* _Given data_:
..............................

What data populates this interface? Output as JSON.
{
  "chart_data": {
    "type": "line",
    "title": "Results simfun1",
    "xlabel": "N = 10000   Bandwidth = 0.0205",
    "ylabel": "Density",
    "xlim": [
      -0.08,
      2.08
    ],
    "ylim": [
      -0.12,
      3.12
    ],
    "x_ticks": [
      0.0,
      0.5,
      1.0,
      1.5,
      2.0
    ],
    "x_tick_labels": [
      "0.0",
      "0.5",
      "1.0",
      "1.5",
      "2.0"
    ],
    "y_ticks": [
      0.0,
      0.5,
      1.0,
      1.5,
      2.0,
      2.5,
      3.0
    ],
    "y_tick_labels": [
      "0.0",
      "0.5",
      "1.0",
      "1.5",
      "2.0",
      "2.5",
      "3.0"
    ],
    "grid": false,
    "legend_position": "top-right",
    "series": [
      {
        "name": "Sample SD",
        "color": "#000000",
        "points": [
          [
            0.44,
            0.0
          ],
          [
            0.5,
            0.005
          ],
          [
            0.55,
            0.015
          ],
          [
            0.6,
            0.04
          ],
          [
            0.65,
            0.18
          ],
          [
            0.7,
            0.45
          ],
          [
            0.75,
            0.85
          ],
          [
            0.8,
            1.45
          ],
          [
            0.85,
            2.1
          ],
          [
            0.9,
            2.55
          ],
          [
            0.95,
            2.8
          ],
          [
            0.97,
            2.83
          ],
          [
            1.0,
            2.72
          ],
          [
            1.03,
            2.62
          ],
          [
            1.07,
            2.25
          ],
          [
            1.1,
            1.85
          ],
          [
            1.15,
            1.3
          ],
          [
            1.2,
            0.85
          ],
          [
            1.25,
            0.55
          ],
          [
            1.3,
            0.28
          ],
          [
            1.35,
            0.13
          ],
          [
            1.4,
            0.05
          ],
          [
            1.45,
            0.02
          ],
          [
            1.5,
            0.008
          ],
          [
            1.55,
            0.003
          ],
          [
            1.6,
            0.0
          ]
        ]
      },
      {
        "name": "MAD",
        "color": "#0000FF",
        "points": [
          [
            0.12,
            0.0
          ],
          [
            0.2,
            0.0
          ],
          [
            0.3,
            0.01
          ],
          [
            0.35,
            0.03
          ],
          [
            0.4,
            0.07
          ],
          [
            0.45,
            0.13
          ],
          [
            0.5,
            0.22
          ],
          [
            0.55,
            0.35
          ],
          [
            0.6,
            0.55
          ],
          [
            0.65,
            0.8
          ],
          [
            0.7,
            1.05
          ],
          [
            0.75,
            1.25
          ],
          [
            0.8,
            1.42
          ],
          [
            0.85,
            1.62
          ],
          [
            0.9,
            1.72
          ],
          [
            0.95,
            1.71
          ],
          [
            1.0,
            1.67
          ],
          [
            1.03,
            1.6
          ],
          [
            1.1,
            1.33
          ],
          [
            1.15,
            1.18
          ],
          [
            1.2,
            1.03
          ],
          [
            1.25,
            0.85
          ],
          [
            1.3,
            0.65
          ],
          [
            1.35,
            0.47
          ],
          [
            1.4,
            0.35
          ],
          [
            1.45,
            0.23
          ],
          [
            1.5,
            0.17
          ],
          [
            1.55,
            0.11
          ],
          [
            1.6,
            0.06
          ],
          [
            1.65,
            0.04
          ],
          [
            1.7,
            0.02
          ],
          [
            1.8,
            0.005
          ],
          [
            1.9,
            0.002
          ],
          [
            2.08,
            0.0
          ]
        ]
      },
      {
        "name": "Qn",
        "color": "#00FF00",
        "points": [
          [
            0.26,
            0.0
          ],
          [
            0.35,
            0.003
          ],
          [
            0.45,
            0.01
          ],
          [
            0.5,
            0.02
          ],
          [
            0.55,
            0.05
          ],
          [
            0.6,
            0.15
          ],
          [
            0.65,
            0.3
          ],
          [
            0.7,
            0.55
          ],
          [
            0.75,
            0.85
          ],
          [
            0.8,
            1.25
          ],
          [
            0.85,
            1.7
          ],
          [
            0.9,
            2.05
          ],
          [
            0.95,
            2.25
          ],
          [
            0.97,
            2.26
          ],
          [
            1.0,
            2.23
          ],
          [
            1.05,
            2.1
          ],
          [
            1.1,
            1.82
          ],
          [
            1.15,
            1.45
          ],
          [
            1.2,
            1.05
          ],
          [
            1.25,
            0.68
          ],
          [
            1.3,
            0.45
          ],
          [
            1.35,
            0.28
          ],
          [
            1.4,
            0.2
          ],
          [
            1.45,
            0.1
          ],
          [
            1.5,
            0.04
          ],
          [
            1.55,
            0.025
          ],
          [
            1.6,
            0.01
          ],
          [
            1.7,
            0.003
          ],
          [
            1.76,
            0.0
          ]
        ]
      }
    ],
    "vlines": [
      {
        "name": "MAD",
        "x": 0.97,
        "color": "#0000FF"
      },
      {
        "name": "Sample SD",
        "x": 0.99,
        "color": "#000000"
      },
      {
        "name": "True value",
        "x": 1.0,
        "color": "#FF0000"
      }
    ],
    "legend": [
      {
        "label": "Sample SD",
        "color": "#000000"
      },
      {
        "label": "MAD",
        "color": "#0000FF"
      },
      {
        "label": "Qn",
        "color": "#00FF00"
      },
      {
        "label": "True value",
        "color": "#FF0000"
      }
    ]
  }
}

..............................

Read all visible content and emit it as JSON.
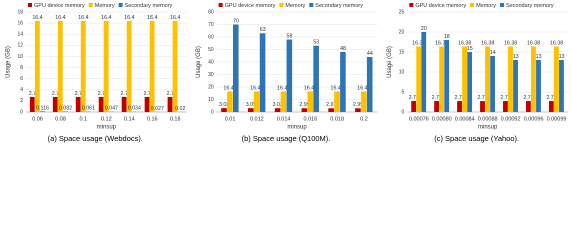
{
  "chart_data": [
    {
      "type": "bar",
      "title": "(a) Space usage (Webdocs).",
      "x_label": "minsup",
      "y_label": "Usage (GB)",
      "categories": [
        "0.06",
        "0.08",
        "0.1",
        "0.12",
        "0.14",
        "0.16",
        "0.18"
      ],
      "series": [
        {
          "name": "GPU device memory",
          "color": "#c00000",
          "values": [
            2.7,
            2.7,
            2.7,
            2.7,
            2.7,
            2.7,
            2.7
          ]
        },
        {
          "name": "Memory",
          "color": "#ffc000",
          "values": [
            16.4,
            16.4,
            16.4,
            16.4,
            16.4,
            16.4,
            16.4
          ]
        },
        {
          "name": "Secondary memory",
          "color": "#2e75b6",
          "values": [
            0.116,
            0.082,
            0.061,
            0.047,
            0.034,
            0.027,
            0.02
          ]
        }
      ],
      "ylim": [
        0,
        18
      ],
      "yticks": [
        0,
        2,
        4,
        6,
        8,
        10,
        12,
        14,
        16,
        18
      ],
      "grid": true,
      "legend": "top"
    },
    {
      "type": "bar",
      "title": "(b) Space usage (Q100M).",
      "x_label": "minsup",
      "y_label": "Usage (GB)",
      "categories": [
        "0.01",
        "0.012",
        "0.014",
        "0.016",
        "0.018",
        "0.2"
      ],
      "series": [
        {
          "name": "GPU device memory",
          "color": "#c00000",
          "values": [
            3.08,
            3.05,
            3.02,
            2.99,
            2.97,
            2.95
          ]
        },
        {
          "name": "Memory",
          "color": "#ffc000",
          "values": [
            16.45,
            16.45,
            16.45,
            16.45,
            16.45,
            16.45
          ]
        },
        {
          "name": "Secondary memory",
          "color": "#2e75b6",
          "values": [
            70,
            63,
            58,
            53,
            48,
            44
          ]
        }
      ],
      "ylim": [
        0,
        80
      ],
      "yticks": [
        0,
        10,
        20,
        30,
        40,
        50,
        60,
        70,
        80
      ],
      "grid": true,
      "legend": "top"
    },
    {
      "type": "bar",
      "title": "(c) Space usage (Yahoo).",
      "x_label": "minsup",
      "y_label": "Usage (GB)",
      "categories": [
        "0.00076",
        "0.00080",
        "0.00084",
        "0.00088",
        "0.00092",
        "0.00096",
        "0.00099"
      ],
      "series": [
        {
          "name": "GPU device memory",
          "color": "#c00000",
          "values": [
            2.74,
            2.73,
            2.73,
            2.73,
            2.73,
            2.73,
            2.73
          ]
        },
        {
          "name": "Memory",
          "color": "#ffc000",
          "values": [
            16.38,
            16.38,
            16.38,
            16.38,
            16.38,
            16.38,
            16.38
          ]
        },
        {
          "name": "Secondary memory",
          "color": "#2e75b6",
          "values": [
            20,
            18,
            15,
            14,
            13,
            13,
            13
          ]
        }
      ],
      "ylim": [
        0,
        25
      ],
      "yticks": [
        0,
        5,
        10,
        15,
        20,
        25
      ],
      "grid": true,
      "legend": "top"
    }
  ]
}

..............................

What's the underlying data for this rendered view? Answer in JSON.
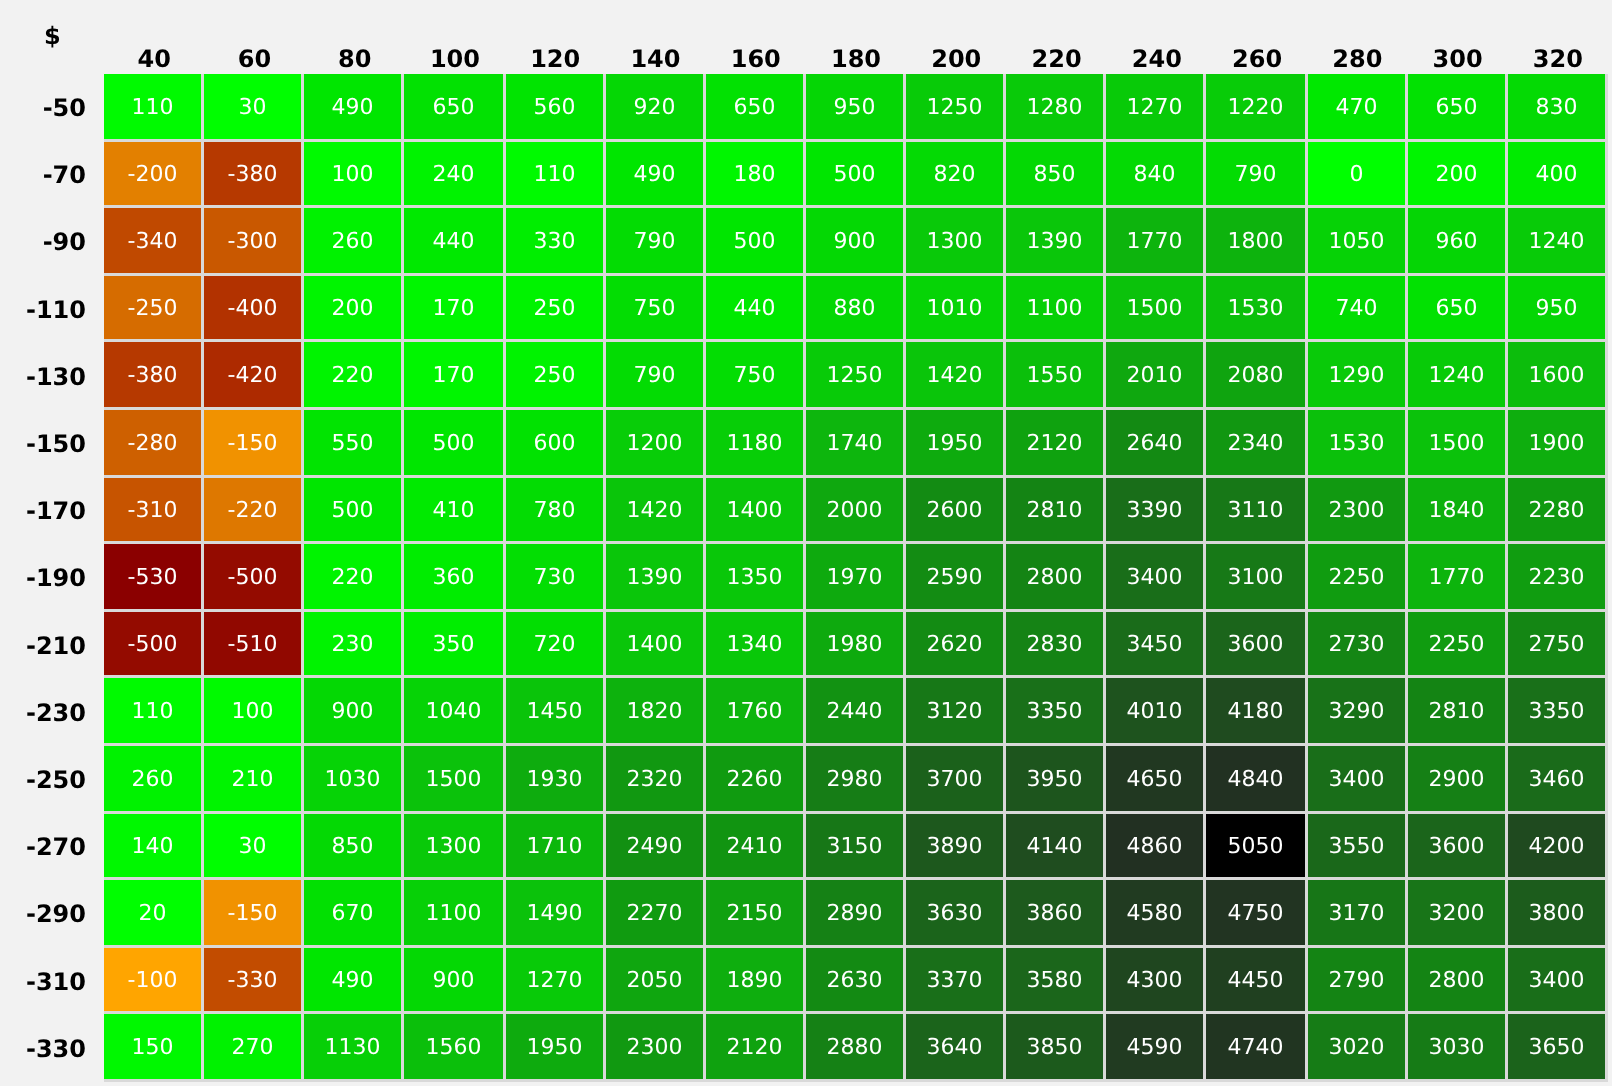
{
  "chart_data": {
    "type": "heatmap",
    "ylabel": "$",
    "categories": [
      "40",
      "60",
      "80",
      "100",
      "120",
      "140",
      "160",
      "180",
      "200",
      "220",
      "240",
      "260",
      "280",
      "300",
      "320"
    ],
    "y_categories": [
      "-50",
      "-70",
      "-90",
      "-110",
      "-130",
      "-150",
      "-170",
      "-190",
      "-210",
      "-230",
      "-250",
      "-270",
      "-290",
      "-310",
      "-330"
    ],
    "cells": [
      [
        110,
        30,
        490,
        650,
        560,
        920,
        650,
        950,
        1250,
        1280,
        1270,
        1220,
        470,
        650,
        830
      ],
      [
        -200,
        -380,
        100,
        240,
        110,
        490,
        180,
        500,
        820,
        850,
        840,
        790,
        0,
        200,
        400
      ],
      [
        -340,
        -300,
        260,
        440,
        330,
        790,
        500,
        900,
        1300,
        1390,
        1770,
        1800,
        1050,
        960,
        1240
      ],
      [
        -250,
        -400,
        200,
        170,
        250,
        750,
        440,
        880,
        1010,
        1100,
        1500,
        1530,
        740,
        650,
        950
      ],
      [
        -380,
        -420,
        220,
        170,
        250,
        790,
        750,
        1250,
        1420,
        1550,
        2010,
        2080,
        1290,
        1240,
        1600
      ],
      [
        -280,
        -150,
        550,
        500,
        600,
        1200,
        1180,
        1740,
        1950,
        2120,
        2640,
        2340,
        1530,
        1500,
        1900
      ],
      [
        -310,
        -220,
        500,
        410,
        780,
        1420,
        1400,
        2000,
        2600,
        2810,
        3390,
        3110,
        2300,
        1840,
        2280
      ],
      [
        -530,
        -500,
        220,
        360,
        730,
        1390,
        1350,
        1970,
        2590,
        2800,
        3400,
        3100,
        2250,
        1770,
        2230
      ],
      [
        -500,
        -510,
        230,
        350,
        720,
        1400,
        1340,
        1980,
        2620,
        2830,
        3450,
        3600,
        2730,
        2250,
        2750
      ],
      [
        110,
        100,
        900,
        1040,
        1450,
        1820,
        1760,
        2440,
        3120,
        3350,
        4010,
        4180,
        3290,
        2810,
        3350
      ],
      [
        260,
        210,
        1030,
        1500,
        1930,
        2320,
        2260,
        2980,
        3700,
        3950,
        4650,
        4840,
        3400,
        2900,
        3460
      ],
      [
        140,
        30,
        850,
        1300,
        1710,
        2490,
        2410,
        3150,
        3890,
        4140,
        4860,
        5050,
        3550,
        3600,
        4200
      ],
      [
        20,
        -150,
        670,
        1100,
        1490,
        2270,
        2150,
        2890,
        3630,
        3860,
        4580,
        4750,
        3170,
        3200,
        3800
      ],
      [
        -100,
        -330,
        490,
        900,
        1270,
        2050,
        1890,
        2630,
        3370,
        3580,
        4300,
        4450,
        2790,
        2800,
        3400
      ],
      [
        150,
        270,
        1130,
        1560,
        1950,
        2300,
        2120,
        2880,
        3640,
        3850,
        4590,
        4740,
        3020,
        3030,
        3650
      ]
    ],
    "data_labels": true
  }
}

..............................

* _Problem details_: Identify each line of the material where the word "What" shows up, and copy it.

* _Reply to the exercise_:
What data populates this interface? Output as JSON.
What's the underlying data for this rendered view? Answer in JSON.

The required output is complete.